**Your goal**
List all lines in the material below that contain "study".
○ ○ ○ ○ ○
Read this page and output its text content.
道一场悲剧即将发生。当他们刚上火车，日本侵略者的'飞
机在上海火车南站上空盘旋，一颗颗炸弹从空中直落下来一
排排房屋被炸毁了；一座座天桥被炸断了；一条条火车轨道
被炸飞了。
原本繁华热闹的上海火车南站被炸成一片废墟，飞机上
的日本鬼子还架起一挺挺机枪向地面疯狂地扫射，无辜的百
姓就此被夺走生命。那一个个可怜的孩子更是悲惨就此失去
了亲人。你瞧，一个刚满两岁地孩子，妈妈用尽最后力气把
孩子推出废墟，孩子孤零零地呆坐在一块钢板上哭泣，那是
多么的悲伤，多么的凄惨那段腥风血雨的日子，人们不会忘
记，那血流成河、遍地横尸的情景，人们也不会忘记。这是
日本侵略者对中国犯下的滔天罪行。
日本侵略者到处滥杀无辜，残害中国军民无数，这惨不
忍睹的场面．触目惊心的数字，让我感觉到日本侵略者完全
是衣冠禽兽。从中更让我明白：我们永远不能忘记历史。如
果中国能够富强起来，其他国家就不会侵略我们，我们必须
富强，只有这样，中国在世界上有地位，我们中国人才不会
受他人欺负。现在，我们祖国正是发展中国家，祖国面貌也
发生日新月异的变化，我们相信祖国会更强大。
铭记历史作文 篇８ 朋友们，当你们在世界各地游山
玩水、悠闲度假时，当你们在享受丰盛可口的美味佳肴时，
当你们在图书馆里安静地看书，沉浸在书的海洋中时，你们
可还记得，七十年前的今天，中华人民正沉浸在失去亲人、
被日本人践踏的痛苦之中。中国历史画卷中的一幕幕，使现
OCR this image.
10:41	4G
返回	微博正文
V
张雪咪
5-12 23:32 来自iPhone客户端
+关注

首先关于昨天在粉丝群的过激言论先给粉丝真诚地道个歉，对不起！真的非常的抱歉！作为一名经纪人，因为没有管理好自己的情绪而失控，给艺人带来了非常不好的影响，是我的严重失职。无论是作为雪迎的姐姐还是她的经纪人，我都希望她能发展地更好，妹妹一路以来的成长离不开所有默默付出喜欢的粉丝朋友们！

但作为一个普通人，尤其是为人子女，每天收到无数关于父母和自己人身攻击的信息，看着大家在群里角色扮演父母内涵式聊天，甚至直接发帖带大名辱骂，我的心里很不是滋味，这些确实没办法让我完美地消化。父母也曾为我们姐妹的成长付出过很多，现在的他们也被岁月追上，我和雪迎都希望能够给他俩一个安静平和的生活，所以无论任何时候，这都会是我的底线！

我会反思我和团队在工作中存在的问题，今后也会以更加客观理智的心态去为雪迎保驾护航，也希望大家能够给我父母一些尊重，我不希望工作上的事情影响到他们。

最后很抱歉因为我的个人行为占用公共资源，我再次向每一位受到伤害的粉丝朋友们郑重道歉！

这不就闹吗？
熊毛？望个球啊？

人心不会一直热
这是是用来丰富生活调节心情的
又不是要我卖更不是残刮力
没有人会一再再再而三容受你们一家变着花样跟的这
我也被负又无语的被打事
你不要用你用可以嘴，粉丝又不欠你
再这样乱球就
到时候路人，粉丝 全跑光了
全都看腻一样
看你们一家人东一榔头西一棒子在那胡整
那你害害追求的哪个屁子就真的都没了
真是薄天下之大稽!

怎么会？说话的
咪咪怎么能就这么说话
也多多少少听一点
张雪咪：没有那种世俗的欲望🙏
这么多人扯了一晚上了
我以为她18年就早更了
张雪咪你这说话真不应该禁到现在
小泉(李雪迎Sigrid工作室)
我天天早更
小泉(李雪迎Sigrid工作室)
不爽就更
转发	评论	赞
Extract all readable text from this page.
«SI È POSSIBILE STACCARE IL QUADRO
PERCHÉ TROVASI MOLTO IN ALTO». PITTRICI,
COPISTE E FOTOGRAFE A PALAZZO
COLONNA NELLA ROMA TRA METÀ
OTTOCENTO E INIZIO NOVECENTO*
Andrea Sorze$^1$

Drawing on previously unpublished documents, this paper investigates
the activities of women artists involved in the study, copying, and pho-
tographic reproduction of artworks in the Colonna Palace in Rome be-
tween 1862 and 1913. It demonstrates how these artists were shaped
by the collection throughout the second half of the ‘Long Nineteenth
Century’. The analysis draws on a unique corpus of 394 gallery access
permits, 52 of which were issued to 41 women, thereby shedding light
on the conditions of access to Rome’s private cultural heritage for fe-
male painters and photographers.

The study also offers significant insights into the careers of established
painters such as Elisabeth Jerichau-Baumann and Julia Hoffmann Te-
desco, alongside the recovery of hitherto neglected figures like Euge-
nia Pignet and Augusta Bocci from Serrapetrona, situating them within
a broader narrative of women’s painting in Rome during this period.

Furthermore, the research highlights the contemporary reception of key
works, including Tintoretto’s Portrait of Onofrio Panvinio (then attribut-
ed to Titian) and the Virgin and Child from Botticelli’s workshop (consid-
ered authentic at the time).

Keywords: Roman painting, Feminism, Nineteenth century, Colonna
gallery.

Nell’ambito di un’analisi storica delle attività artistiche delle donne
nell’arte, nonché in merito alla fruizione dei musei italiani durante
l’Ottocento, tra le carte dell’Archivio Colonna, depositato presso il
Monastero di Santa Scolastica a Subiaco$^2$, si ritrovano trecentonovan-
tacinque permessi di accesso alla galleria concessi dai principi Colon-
○ ○ ○ ○ ○
**Solution to this task**
the activities of women artists involved in the study, copying, and pho-
The study also offers significant insights into the careers of established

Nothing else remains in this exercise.